Copy each line below that contains "text".

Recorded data
■ ■ ■ ■ ■

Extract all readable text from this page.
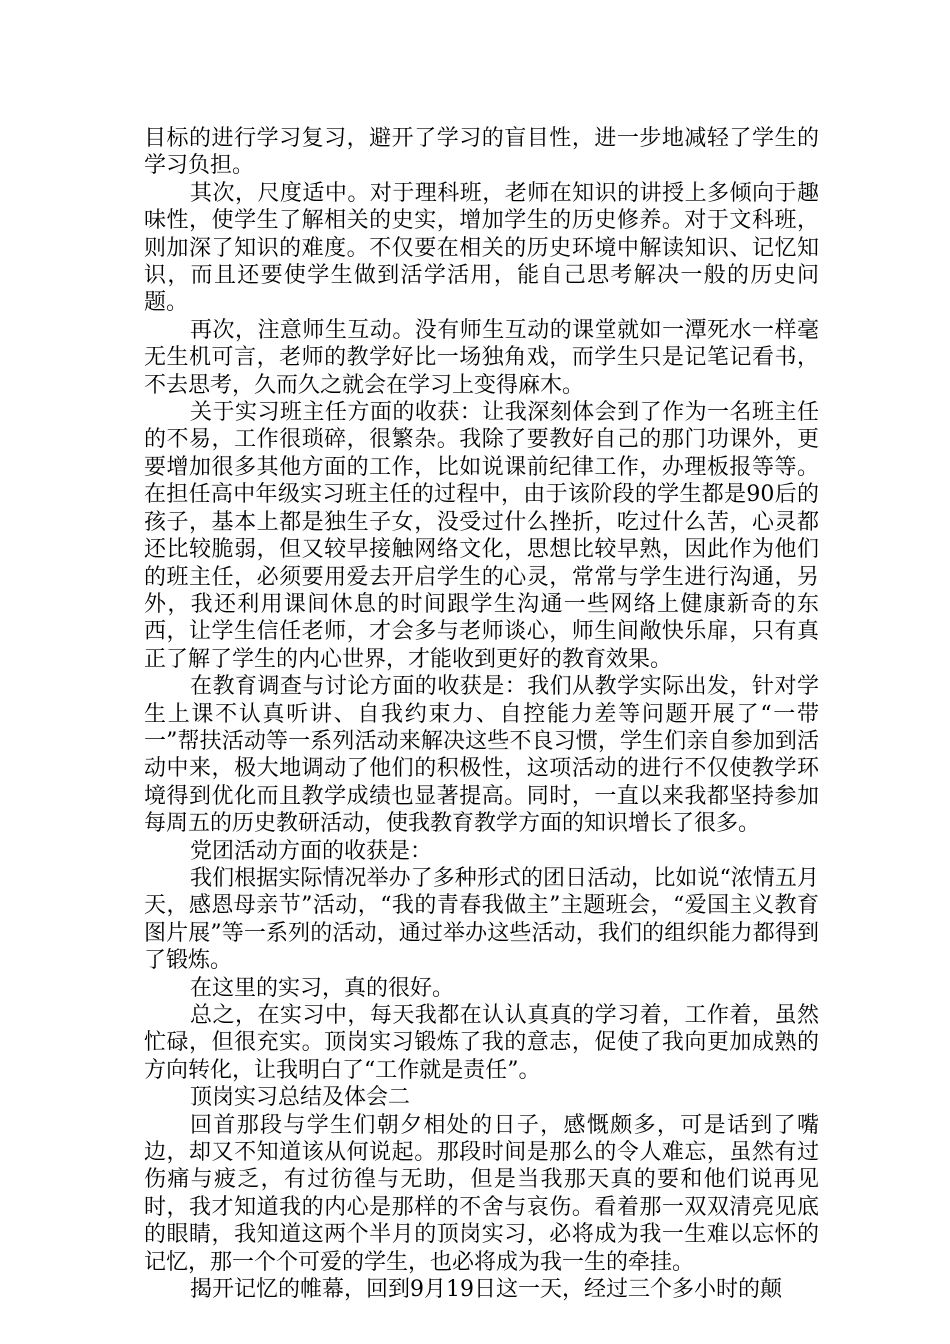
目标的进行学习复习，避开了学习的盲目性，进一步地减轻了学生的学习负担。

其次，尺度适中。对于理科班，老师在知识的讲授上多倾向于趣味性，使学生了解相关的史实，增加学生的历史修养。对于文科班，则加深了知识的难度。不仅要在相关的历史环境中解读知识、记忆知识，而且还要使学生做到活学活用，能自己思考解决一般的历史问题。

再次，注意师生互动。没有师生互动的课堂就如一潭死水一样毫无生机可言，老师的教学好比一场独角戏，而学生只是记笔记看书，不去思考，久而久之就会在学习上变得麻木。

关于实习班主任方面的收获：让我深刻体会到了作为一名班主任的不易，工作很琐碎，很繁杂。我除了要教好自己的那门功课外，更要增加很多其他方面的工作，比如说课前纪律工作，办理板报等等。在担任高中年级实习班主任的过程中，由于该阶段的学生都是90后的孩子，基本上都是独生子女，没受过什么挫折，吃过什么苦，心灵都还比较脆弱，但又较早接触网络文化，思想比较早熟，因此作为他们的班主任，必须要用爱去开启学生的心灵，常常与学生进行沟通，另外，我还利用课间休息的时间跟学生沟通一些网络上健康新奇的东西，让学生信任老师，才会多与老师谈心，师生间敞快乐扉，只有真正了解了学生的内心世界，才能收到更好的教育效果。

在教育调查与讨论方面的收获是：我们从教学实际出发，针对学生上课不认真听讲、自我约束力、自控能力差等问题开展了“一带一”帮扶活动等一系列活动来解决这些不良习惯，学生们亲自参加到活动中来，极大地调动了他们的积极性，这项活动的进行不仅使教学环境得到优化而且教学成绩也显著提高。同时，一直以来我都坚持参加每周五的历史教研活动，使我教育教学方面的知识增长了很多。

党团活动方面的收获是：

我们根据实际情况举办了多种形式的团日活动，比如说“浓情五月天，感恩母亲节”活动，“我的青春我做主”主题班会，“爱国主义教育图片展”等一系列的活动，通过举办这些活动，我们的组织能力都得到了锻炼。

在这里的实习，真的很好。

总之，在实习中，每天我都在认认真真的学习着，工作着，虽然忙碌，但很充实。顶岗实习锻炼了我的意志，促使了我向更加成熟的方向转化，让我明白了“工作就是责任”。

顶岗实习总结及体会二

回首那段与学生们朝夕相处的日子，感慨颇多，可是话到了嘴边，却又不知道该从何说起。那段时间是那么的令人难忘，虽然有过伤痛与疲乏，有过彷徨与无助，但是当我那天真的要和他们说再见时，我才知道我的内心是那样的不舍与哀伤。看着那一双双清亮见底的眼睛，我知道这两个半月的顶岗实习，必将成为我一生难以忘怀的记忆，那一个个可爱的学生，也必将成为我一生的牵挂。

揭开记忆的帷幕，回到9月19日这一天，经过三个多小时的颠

■ ■ ■ ■ ■

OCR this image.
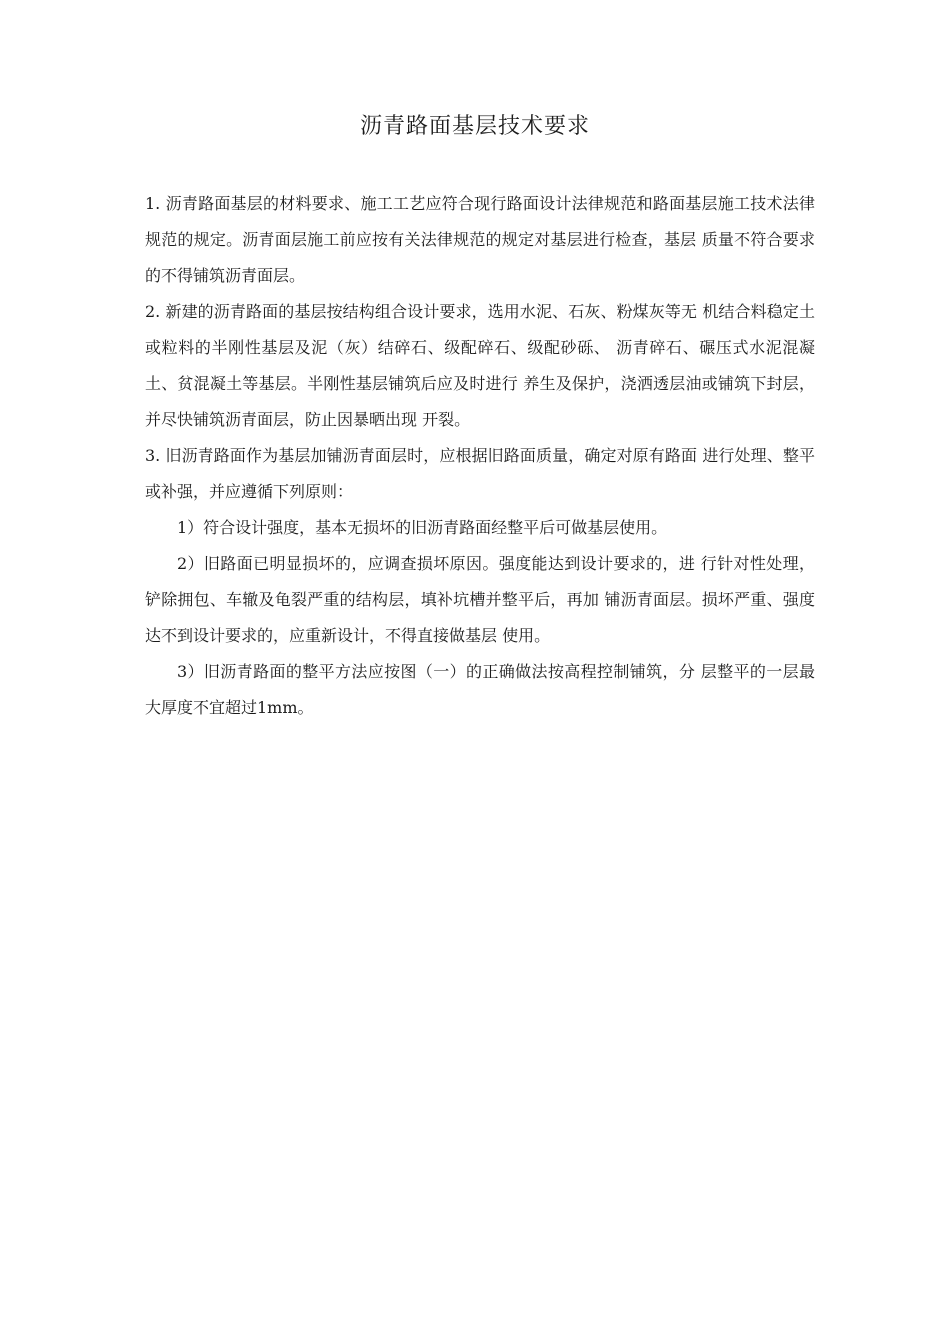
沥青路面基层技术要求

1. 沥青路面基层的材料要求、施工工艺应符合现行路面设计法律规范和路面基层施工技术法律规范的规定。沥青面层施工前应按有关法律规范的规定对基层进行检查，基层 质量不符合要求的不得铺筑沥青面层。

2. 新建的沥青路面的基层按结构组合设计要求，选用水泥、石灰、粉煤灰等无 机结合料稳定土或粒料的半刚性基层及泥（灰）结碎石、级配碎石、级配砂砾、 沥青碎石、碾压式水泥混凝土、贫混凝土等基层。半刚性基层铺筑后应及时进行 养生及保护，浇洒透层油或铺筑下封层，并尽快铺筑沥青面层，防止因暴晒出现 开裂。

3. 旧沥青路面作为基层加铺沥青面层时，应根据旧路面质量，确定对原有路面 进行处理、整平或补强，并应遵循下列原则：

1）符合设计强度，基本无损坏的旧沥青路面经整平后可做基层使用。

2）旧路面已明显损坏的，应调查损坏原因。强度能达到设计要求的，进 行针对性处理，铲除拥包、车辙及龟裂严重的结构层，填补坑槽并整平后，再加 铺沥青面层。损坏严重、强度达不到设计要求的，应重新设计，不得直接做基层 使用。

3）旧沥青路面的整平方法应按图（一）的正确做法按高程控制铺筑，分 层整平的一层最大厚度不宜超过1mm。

■ ■ ■ ■ ■

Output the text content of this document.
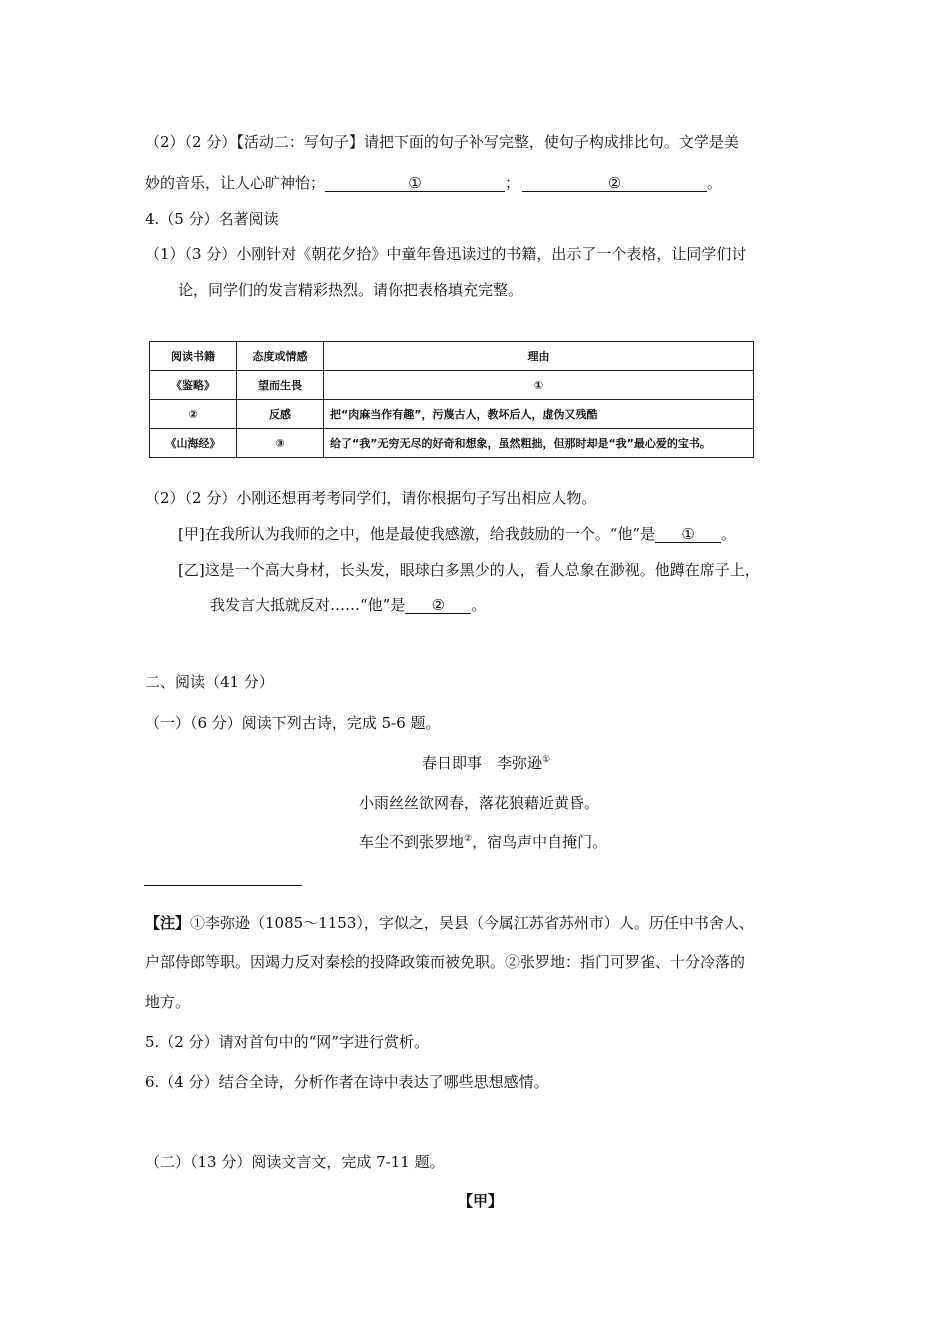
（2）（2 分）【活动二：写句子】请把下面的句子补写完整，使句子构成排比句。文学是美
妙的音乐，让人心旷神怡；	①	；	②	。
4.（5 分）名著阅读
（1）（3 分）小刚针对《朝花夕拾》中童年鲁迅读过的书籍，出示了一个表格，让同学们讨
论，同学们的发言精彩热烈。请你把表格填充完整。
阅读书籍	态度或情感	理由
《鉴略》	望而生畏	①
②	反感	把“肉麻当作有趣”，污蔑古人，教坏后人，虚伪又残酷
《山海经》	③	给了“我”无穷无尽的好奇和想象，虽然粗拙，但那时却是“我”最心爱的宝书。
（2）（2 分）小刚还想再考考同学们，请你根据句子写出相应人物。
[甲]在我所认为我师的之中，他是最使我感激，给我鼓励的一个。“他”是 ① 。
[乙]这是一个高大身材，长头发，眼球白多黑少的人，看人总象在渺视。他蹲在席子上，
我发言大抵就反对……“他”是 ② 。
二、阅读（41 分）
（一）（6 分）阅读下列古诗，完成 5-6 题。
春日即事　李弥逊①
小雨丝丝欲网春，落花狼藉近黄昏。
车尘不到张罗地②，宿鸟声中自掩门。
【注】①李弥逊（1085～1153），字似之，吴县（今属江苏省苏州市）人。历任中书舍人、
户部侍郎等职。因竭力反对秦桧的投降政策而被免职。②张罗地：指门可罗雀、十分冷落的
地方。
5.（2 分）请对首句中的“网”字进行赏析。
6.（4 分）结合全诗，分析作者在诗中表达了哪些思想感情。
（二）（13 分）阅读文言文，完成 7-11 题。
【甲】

■ ■ ■ ■ ■

**Exercise response:**
Extract all readable text from this page.
Output the text content of this document.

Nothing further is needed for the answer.